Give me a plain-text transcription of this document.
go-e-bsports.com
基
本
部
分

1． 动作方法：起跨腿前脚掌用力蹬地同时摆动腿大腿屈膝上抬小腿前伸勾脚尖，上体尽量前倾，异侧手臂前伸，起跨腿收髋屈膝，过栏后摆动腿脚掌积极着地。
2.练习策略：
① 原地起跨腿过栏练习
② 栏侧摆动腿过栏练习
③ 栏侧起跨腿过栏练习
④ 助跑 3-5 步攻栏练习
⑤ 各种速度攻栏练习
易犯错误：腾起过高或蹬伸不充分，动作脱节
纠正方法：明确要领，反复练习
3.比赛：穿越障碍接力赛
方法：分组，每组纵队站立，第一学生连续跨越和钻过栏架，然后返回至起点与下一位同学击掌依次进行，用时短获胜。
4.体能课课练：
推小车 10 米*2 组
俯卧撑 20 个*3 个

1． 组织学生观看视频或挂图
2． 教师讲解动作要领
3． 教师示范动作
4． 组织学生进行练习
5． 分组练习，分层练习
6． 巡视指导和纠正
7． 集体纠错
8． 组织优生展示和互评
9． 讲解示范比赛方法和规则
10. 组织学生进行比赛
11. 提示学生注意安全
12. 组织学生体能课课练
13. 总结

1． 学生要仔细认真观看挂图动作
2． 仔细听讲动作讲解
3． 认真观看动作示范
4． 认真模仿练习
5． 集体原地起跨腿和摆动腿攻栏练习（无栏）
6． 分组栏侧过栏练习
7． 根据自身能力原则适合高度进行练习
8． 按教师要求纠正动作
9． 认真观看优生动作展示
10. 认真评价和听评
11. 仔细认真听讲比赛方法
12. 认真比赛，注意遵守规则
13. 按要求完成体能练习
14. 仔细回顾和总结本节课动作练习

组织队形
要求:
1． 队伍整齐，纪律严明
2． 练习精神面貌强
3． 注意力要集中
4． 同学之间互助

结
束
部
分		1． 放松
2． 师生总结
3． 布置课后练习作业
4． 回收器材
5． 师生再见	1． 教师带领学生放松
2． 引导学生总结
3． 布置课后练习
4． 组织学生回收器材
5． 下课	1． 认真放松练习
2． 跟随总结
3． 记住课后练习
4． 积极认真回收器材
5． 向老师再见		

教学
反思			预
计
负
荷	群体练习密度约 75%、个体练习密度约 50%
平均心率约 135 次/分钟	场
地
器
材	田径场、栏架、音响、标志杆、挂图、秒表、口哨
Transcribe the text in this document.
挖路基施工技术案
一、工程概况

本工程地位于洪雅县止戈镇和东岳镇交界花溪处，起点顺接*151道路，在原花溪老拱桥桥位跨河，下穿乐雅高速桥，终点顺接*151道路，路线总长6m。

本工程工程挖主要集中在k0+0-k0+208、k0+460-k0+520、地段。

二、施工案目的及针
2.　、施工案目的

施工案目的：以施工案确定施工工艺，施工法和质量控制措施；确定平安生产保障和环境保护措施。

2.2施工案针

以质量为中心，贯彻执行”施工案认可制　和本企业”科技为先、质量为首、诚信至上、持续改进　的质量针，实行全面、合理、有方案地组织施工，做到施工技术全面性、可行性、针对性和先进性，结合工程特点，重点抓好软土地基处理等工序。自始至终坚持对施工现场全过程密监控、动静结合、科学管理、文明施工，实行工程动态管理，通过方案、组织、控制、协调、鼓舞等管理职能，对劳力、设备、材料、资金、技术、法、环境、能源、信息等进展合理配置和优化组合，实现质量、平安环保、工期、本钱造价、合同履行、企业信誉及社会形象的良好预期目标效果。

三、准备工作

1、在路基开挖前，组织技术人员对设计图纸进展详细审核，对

******

[Work to do] Copy out every line of the data above, exactly as given.

[Final answer]
Give me a plain-text transcription of this document.
go-e-bsports.com
基
本
部
分

1． 动作方法：起跨腿前脚掌用力蹬地同时摆动腿大腿屈膝上抬小腿前伸勾脚尖，上体尽量前倾，异侧手臂前伸，起跨腿收髋屈膝，过栏后摆动腿脚掌积极着地。
2.练习策略：
① 原地起跨腿过栏练习
② 栏侧摆动腿过栏练习
③ 栏侧起跨腿过栏练习
④ 助跑 3-5 步攻栏练习
⑤ 各种速度攻栏练习
易犯错误：腾起过高或蹬伸不充分，动作脱节
纠正方法：明确要领，反复练习
3.比赛：穿越障碍接力赛
方法：分组，每组纵队站立，第一学生连续跨越和钻过栏架，然后返回至起点与下一位同学击掌依次进行，用时短获胜。
4.体能课课练：
推小车 10 米*2 组
俯卧撑 20 个*3 个

1． 组织学生观看视频或挂图
2． 教师讲解动作要领
3． 教师示范动作
4． 组织学生进行练习
5． 分组练习，分层练习
6． 巡视指导和纠正
7． 集体纠错
8． 组织优生展示和互评
9． 讲解示范比赛方法和规则
10. 组织学生进行比赛
11. 提示学生注意安全
12. 组织学生体能课课练
13. 总结

1． 学生要仔细认真观看挂图动作
2． 仔细听讲动作讲解
3． 认真观看动作示范
4． 认真模仿练习
5． 集体原地起跨腿和摆动腿攻栏练习（无栏）
6． 分组栏侧过栏练习
7． 根据自身能力原则适合高度进行练习
8． 按教师要求纠正动作
9． 认真观看优生动作展示
10. 认真评价和听评
11. 仔细认真听讲比赛方法
12. 认真比赛，注意遵守规则
13. 按要求完成体能练习
14. 仔细回顾和总结本节课动作练习

组织队形
要求:
1． 队伍整齐，纪律严明
2． 练习精神面貌强
3． 注意力要集中
4． 同学之间互助

结
束
部
分		1． 放松
2． 师生总结
3． 布置课后练习作业
4． 回收器材
5． 师生再见	1． 教师带领学生放松
2． 引导学生总结
3． 布置课后练习
4． 组织学生回收器材
5． 下课	1． 认真放松练习
2． 跟随总结
3． 记住课后练习
4． 积极认真回收器材
5． 向老师再见		

教学
反思			预
计
负
荷	群体练习密度约 75%、个体练习密度约 50%
平均心率约 135 次/分钟	场
地
器
材	田径场、栏架、音响、标志杆、挂图、秒表、口哨
Transcribe the text in this document.
挖路基施工技术案
一、工程概况

本工程地位于洪雅县止戈镇和东岳镇交界花溪处，起点顺接*151道路，在原花溪老拱桥桥位跨河，下穿乐雅高速桥，终点顺接*151道路，路线总长6m。

本工程工程挖主要集中在k0+0-k0+208、k0+460-k0+520、地段。

二、施工案目的及针
2.　、施工案目的

施工案目的：以施工案确定施工工艺，施工法和质量控制措施；确定平安生产保障和环境保护措施。

2.2施工案针

以质量为中心，贯彻执行”施工案认可制　和本企业”科技为先、质量为首、诚信至上、持续改进　的质量针，实行全面、合理、有方案地组织施工，做到施工技术全面性、可行性、针对性和先进性，结合工程特点，重点抓好软土地基处理等工序。自始至终坚持对施工现场全过程密监控、动静结合、科学管理、文明施工，实行工程动态管理，通过方案、组织、控制、协调、鼓舞等管理职能，对劳力、设备、材料、资金、技术、法、环境、能源、信息等进展合理配置和优化组合，实现质量、平安环保、工期、本钱造价、合同履行、企业信誉及社会形象的良好预期目标效果。

三、准备工作

1、在路基开挖前，组织技术人员对设计图纸进展详细审核，对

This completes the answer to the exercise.